JOBS:
a – Return the section of the passage on racial disparities in government contracting verbatim, from "The Role of" up to and including "the average subcontract.".
b – Name the broad contract industries into which the passage on racial disparities in government contracting groups its average disparity ratios.

PAGE EXTRACT:
Differences by Sector

To provide a sense of which sectors have the largest disparities by race, Figure 5a shows average disparity ratios across all years within three broad contract industries: construction, goods, and services. Across all years, the disparity ratio for all minorities (grouped) is highest in construction at 93 percent, 70 percent in services, and lowest in goods at 55 percent. In other words, relative to their share of available firms, minority-owned businesses earn about 93 percent of contracting dollars in the construction sector, 70 percent of contracting dollars in the services sector, and just 55 percent of contracting dollars in the goods sector as would be expected. Note that the smaller gaps for the construction sector may be due, in part, to contracts in this sector being more likely to have DBE goals (which we show below is associated with smaller racial representation gaps). While large racial gaps exist, gaps are relatively smaller for Black- and Native American-owned firms in goods (ratios of 92 percent and 86 percent, respectively) and Asian- and Hispanic-owned firms in construction (ratios of 98 percent and 88 percent).

Figure 5b shows similar information, but focuses on more recent years—2014 to 2019. Figure 5b shows that average disparity ratios are generally much smaller in recent years, indicative of growing racial gaps in government contracting. Looking within sectors, the decline in disparity ratios is most pronounced for construction and goods—where the ratios for all minorities declined from 93 percent to 44 percent and 55 to 24 percent, respectively—and least pronounced for services, where the ratios for all minorities declined from 70 percent to 61 percent.

The Role of Contract Type and the Size of the Contract

One way that racial disparities in contracting dollars can emerge is by minority-owned firms receiving contracts of different type or smaller amounts. We explore this by looking at contract type. Government contracts can take two forms: prime and sub contracts. Prime contracts are agreements made directly with the government, and prime contractors assume responsibility for oversight of the whole contract or project. Prime contractors can hire subcontractors to perform specific tasks for the project, but subcontractors do not work directly with the government, and subcontracts make up a smaller share of procurement dollars than prime contracts. In the Wainwright (2022) data, between 2001 and 2019, the average prime contract was worth about 9 times more than the average subcontract.

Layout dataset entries
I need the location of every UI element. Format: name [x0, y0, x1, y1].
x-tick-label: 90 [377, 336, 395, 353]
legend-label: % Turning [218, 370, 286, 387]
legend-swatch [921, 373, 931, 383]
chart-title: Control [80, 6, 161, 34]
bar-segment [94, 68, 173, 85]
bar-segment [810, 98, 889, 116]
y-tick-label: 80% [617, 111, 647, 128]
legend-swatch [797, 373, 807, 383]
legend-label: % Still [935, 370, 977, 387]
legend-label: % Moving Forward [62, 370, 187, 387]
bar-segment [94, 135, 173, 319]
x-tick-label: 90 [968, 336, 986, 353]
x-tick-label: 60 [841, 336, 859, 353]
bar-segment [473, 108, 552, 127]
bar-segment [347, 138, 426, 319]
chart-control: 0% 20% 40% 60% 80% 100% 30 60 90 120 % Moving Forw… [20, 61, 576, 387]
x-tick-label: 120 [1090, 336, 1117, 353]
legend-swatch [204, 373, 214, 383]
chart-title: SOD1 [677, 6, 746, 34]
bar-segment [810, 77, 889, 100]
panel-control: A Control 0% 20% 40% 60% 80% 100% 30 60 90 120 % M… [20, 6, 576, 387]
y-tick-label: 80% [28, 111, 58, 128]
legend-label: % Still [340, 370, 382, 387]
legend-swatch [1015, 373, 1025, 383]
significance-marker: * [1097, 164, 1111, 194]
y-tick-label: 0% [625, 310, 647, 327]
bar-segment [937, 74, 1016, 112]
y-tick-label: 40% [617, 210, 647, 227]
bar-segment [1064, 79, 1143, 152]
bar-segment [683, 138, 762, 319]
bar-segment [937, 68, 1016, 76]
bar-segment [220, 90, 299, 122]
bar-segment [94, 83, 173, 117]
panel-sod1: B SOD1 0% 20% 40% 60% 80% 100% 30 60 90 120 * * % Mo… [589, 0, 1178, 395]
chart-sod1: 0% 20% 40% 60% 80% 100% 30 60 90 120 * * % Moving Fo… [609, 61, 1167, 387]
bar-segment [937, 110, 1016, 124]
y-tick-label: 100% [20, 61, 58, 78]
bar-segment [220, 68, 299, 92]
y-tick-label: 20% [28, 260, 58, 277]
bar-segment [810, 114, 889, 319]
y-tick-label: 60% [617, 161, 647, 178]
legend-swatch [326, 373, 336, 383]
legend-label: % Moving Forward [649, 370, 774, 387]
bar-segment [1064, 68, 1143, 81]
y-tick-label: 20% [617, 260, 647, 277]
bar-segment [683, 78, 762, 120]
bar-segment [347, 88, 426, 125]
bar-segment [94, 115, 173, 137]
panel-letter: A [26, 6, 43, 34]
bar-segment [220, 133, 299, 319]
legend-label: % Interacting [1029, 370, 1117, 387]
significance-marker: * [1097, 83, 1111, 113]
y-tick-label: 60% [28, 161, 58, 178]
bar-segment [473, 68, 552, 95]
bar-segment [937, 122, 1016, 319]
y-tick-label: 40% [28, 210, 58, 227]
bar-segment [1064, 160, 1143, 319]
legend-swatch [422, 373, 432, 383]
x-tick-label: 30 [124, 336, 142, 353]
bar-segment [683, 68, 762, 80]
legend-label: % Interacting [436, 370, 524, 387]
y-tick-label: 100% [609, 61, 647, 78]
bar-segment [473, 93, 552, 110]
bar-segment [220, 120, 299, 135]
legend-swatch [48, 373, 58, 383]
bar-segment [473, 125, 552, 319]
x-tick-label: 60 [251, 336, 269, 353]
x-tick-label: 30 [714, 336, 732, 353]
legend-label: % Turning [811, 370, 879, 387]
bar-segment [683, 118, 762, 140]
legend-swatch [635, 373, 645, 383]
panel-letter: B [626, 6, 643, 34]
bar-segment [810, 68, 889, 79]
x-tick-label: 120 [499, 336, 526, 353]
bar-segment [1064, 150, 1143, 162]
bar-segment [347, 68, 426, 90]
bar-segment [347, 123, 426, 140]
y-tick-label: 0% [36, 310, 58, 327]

ANSWERS:
a –
The Role of Contract Type and the Size of the Contract

One way that racial disparities in contracting dollars can emerge is by minority-owned firms receiving contracts of different type or smaller amounts. We explore this by looking at contract type. Government contracts can take two forms: prime and sub contracts. Prime contracts are agreements made directly with the government, and prime contractors assume responsibility for oversight of the whole contract or project. Prime contractors can hire subcontractors to perform specific tasks for the project, but subcontractors do not work directly with the government, and subcontracts make up a smaller share of procurement dollars than prime contracts. In the Wainwright (2022) data, between 2001 and 2019, the average prime contract was worth about 9 times more than the average subcontract.

b – Construction, goods, and services.